[Stored records]
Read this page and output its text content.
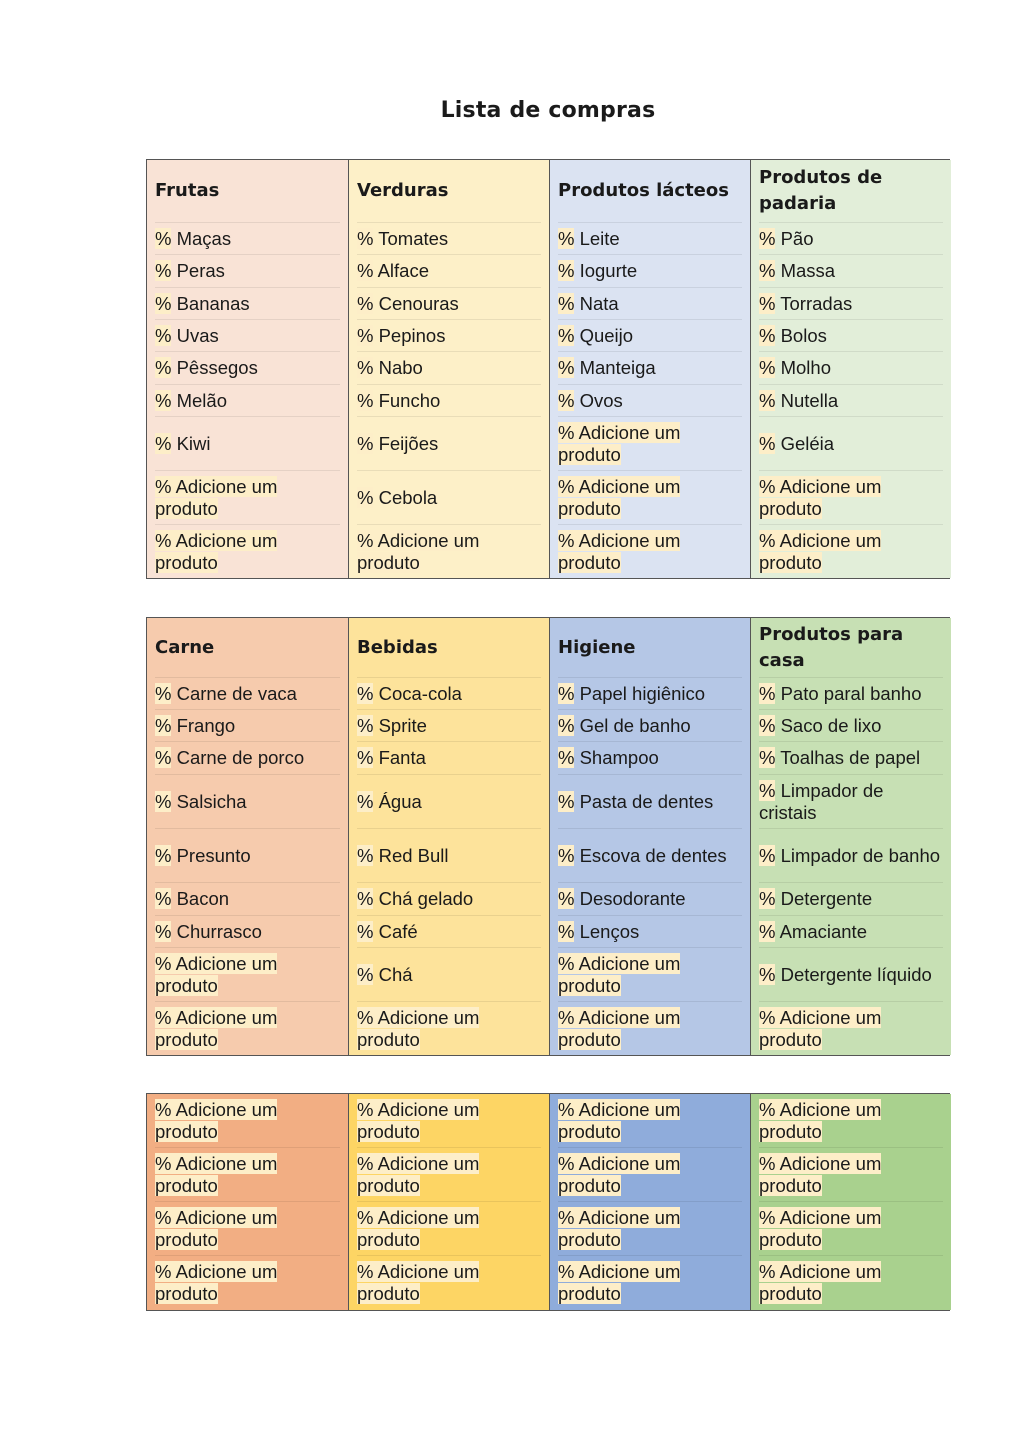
Lista de compras
Frutas
% Maças
% Peras
% Bananas
% Uvas
% Pêssegos
% Melão
% Kiwi
% Adicione um produto
% Adicione um produto
Verduras
% Tomates
% Alface
% Cenouras
% Pepinos
% Nabo
% Funcho
% Feijões
% Cebola
% Adicione um produto
Produtos lácteos
% Leite
% Iogurte
% Nata
% Queijo
% Manteiga
% Ovos
% Adicione um produto
% Adicione um produto
% Adicione um produto
Produtos de padaria
% Pão
% Massa
% Torradas
% Bolos
% Molho
% Nutella
% Geléia
% Adicione um produto
% Adicione um produto
Carne
% Carne de vaca
% Frango
% Carne de porco
% Salsicha
% Presunto
% Bacon
% Churrasco
% Adicione um produto
% Adicione um produto
Bebidas
% Coca-cola
% Sprite
% Fanta
% Água
% Red Bull
% Chá gelado
% Café
% Chá
% Adicione um produto
Higiene
% Papel higiênico
% Gel de banho
% Shampoo
% Pasta de dentes
% Escova de dentes
% Desodorante
% Lenços
% Adicione um produto
% Adicione um produto
Produtos para casa
% Pato paral banho
% Saco de lixo
% Toalhas de papel
% Limpador de cristais
% Limpador de banho
% Detergente
% Amaciante
% Detergente líquido
% Adicione um produto
% Adicione um produto
% Adicione um produto
% Adicione um produto
% Adicione um produto
% Adicione um produto
% Adicione um produto
% Adicione um produto
% Adicione um produto
% Adicione um produto
% Adicione um produto
% Adicione um produto
% Adicione um produto
% Adicione um produto
% Adicione um produto
% Adicione um produto
% Adicione um produto
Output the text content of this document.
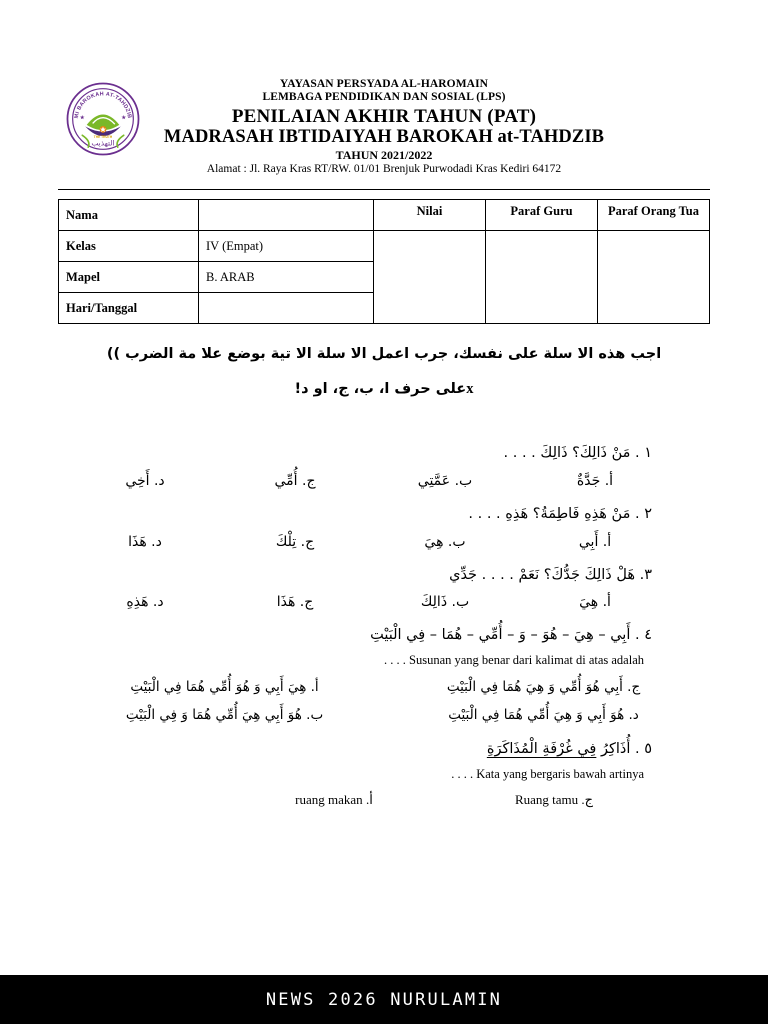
MI BAROKAH AT-TAHDZIB
★	★
التهذيب
THE TRUTH
YAYASAN PERSYADA AL-HAROMAIN
LEMBAGA PENDIDIKAN DAN SOSIAL (LPS)
PENILAIAN AKHIR TAHUN (PAT)
MADRASAH IBTIDAIYAH BAROKAH at-TAHDZIB
TAHUN 2021/2022
Alamat : Jl. Raya Kras RT/RW. 01/01 Brenjuk Purwodadi Kras Kediri 64172
Nama		Nilai	Paraf Guru	Paraf Orang Tua
Kelas	IV (Empat)			
Mapel	B. ARAB			
Hari/Tanggal				
اجب هذه الا سلة على نفسك، جرب اعمل الا سلة الا تية بوضع علا مة الضرب ))
xعلى حرف ا، ب، ج، او د!
١ . مَنْ ذَالِكَ؟ ذَالِكَ . . . .
أ. جَدَّةٌ
ب. عَمَّتِي
ج. أُمِّي
د. أَخِي
٢ . مَنْ هَذِهِ فَاطِمَةُ؟ هَذِهِ . . . .
أ. أَبِي
ب. هِيَ
ج. تِلْكَ
د. هَذَا
٣. هَلْ ذَالِكَ جَدُّكَ؟ نَعَمْ . . . . جَدِّي
أ. هِيَ
ب. ذَالِكَ
ج. هَذَا
د. هَذِهِ
٤ . أَبِي – هِيَ – هُوَ – وَ – أُمِّي – هُمَا – فِي الْبَيْتِ
. . . . Susunan yang benar dari kalimat di atas adalah
ج. أَبِي هُوَ أُمِّي وَ هِيَ هُمَا فِي الْبَيْتِ
أ. هِيَ أَبِي وَ هُوَ أُمِّي هُمَا فِي الْبَيْتِ
د. هُوَ أَبِي وَ هِيَ أُمِّي هُمَا فِي الْبَيْتِ
ب. هُوَ أَبِي هِيَ أُمِّي هُمَا وَ فِي الْبَيْتِ
٥ . أُذَاكِرُ فِي غُرْفَةِ الْمُذَاكَرَةِ
. . . . Kata yang bergaris bawah artinya
ج. Ruang tamu
أ. ruang makan
NEWS 2026 NURULAMIN
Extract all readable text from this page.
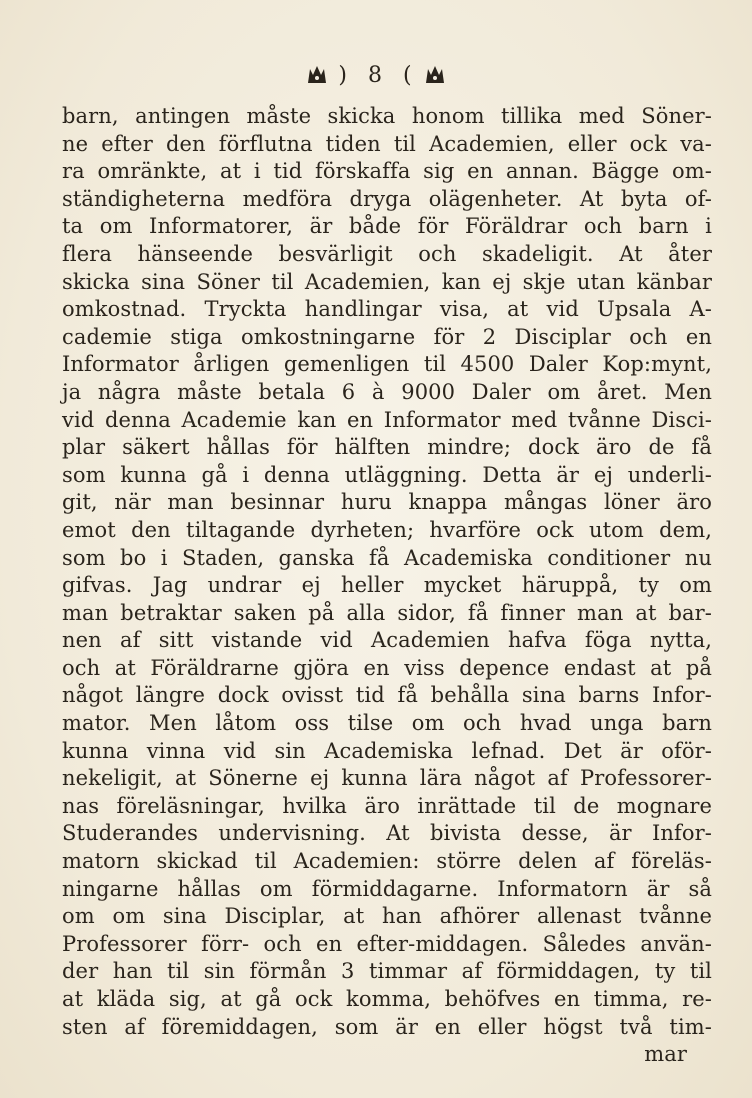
) 8 (
barn, antingen måste skicka honom tillika med Söner-
ne efter den förflutna tiden til Academien, eller ock va-
ra omränkte, at i tid förskaffa sig en annan. Bägge om-
ständigheterna medföra dryga olägenheter. At byta of-
ta om Informatorer, är både för Föräldrar och barn i
flera hänseende besvärligit och skadeligit. At åter
skicka sina Söner til Academien, kan ej skje utan känbar
omkostnad. Tryckta handlingar visa, at vid Upsala A-
cademie stiga omkostningarne för 2 Disciplar och en
Informator årligen gemenligen til 4500 Daler Kop:mynt,
ja några måste betala 6 à 9000 Daler om året. Men
vid denna Academie kan en Informator med tvånne Disci-
plar säkert hållas för hälften mindre; dock äro de få
som kunna gå i denna utläggning. Detta är ej underli-
git, när man besinnar huru knappa mångas löner äro
emot den tiltagande dyrheten; hvarföre ock utom dem,
som bo i Staden, ganska få Academiska conditioner nu
gifvas. Jag undrar ej heller mycket häruppå, ty om
man betraktar saken på alla sidor, få finner man at bar-
nen af sitt vistande vid Academien hafva föga nytta,
och at Föräldrarne gjöra en viss depence endast at på
något längre dock ovisst tid få behålla sina barns Infor-
mator. Men låtom oss tilse om och hvad unga barn
kunna vinna vid sin Academiska lefnad. Det är oför-
nekeligit, at Sönerne ej kunna lära något af Professorer-
nas föreläsningar, hvilka äro inrättade til de mognare
Studerandes undervisning. At bivista desse, är Infor-
matorn skickad til Academien: större delen af föreläs-
ningarne hållas om förmiddagarne. Informatorn är så
om om sina Disciplar, at han afhörer allenast tvånne
Professorer förr- och en efter-middagen. Således använ-
der han til sin förmån 3 timmar af förmiddagen, ty til
at kläda sig, at gå ock komma, behöfves en timma, re-
sten af föremiddagen, som är en eller högst två tim-
mar
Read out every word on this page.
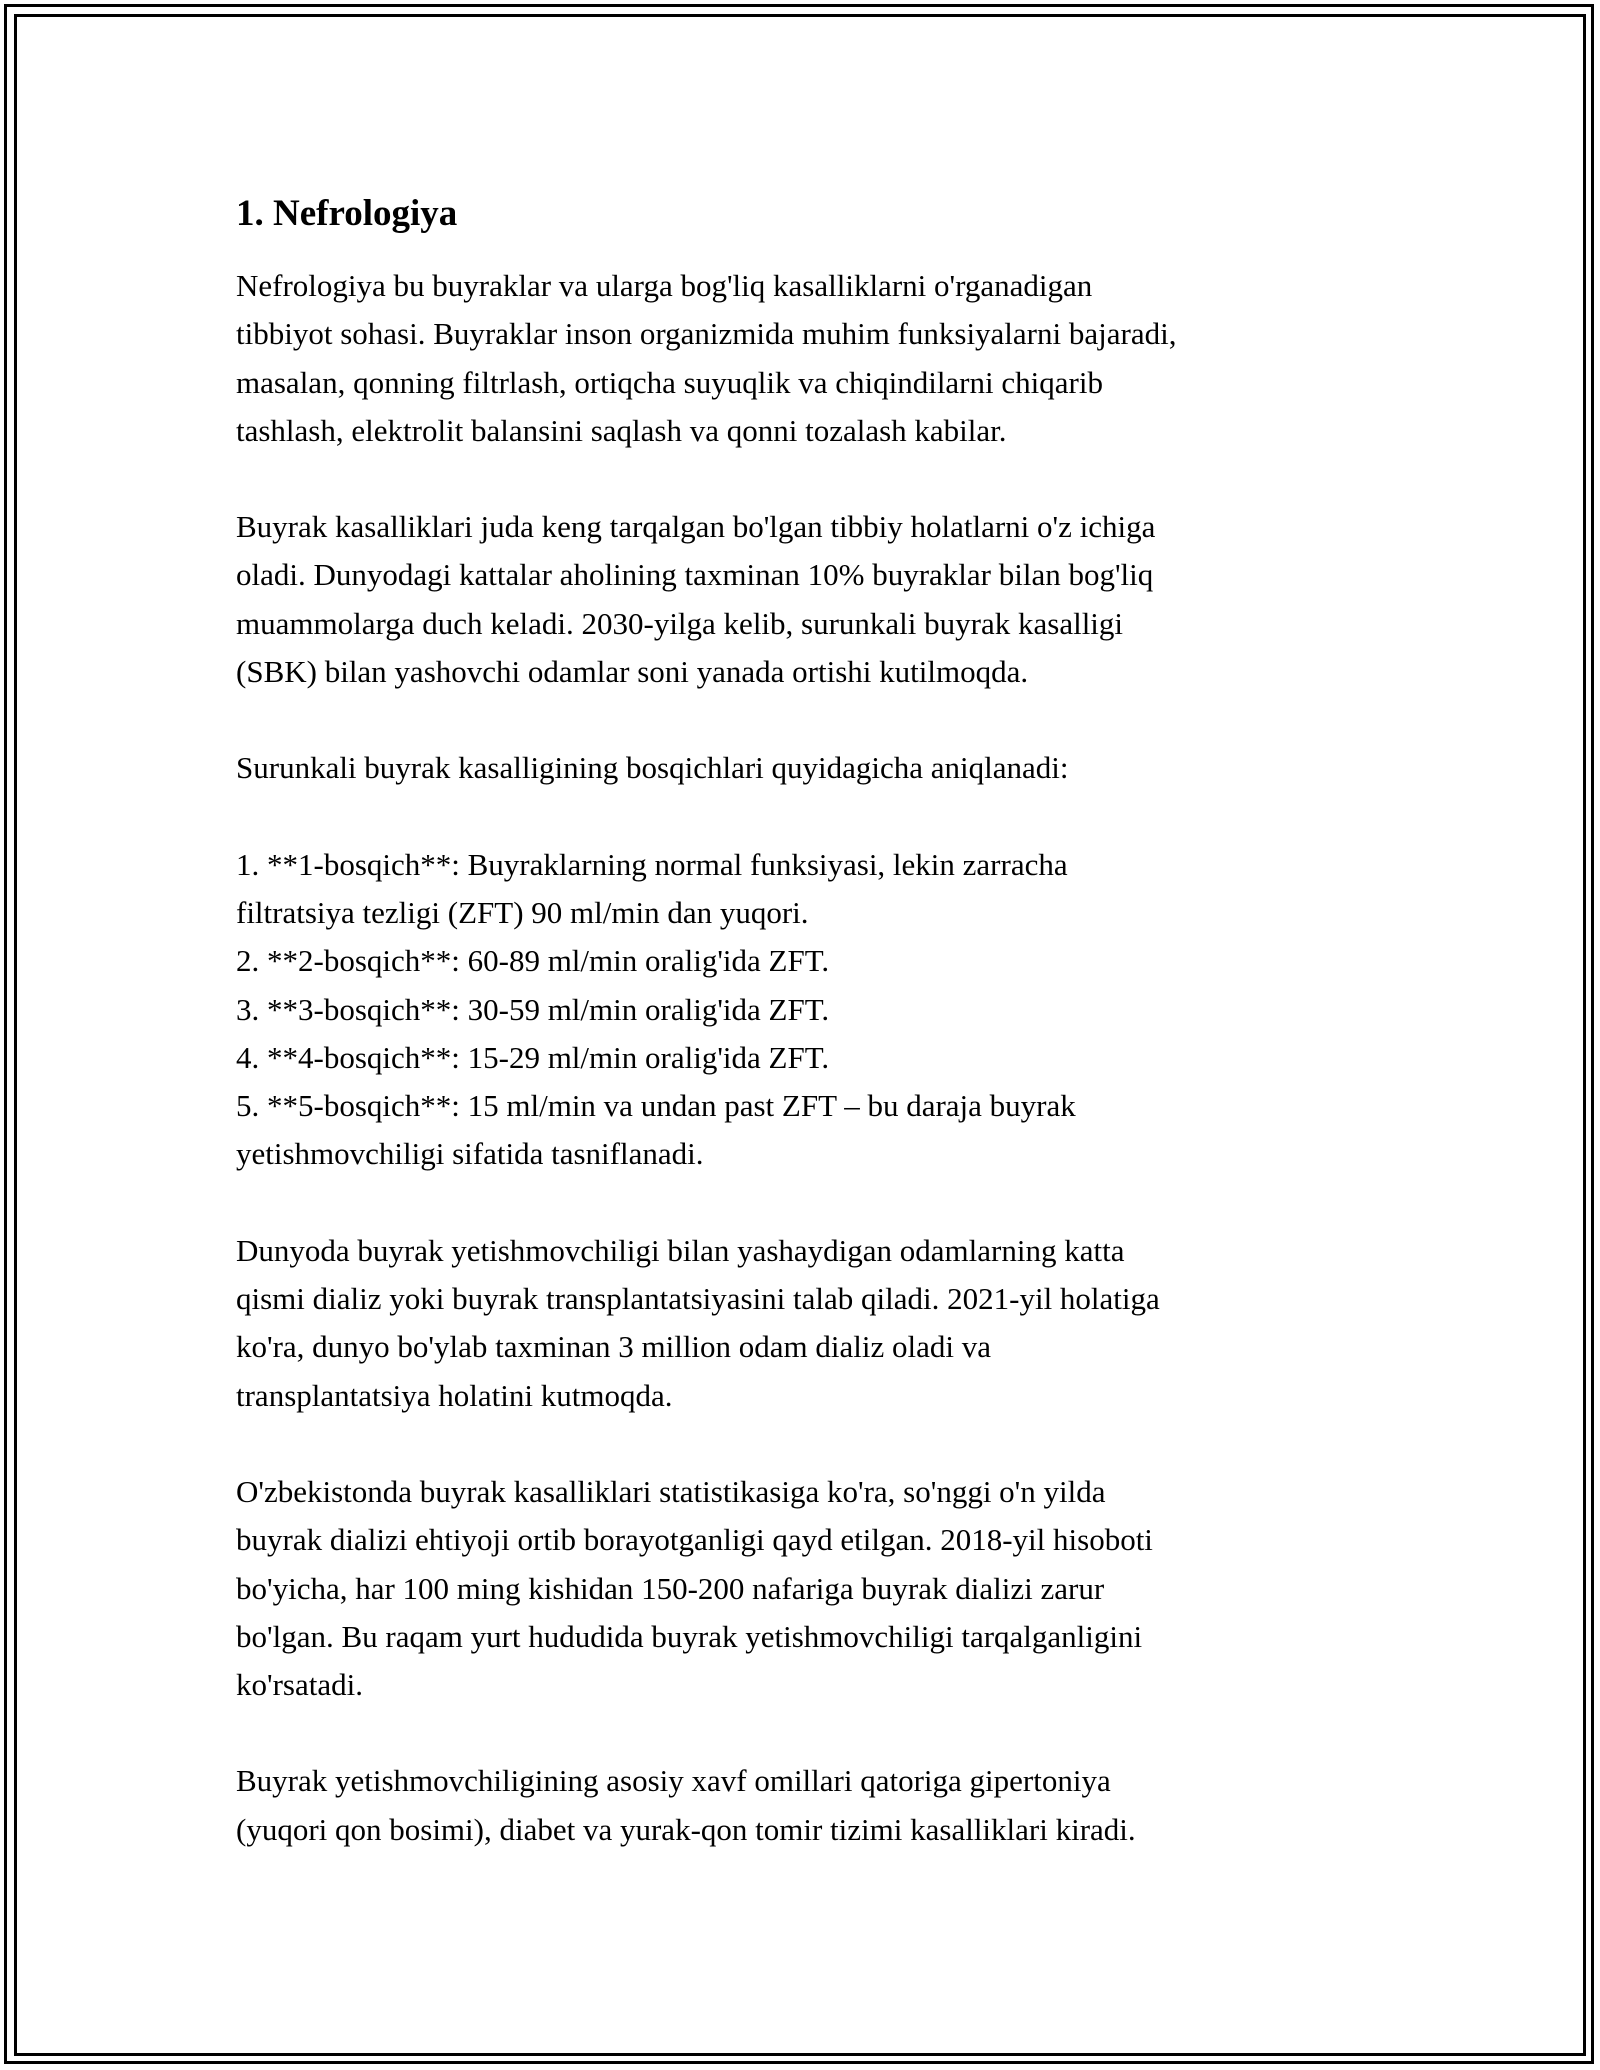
1. Nefrologiya

Nefrologiya bu buyraklar va ularga bog'liq kasalliklarni o'rganadigan
tibbiyot sohasi. Buyraklar inson organizmida muhim funksiyalarni bajaradi,
masalan, qonning filtrlash, ortiqcha suyuqlik va chiqindilarni chiqarib
tashlash, elektrolit balansini saqlash va qonni tozalash kabilar.

Buyrak kasalliklari juda keng tarqalgan bo'lgan tibbiy holatlarni o'z ichiga
oladi. Dunyodagi kattalar aholining taxminan 10% buyraklar bilan bog'liq
muammolarga duch keladi. 2030-yilga kelib, surunkali buyrak kasalligi
(SBK) bilan yashovchi odamlar soni yanada ortishi kutilmoqda.

Surunkali buyrak kasalligining bosqichlari quyidagicha aniqlanadi:

1. **1-bosqich**: Buyraklarning normal funksiyasi, lekin zarracha
filtratsiya tezligi (ZFT) 90 ml/min dan yuqori.
2. **2-bosqich**: 60-89 ml/min oralig'ida ZFT.
3. **3-bosqich**: 30-59 ml/min oralig'ida ZFT.
4. **4-bosqich**: 15-29 ml/min oralig'ida ZFT.
5. **5-bosqich**: 15 ml/min va undan past ZFT – bu daraja buyrak
yetishmovchiligi sifatida tasniflanadi.

Dunyoda buyrak yetishmovchiligi bilan yashaydigan odamlarning katta
qismi dializ yoki buyrak transplantatsiyasini talab qiladi. 2021-yil holatiga
ko'ra, dunyo bo'ylab taxminan 3 million odam dializ oladi va
transplantatsiya holatini kutmoqda.

O'zbekistonda buyrak kasalliklari statistikasiga ko'ra, so'nggi o'n yilda
buyrak dializi ehtiyoji ortib borayotganligi qayd etilgan. 2018-yil hisoboti
bo'yicha, har 100 ming kishidan 150-200 nafariga buyrak dializi zarur
bo'lgan. Bu raqam yurt hududida buyrak yetishmovchiligi tarqalganligini
ko'rsatadi.

Buyrak yetishmovchiligining asosiy xavf omillari qatoriga gipertoniya
(yuqori qon bosimi), diabet va yurak-qon tomir tizimi kasalliklari kiradi.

■ What you are asked to do
Only lines with the string "tvånne" belong in your answer; copy each one.

■ Reply to the task
vid denna Academie kan en Informator med tvånne Disci-
om om sina Disciplar, at han afhörer allenast tvånne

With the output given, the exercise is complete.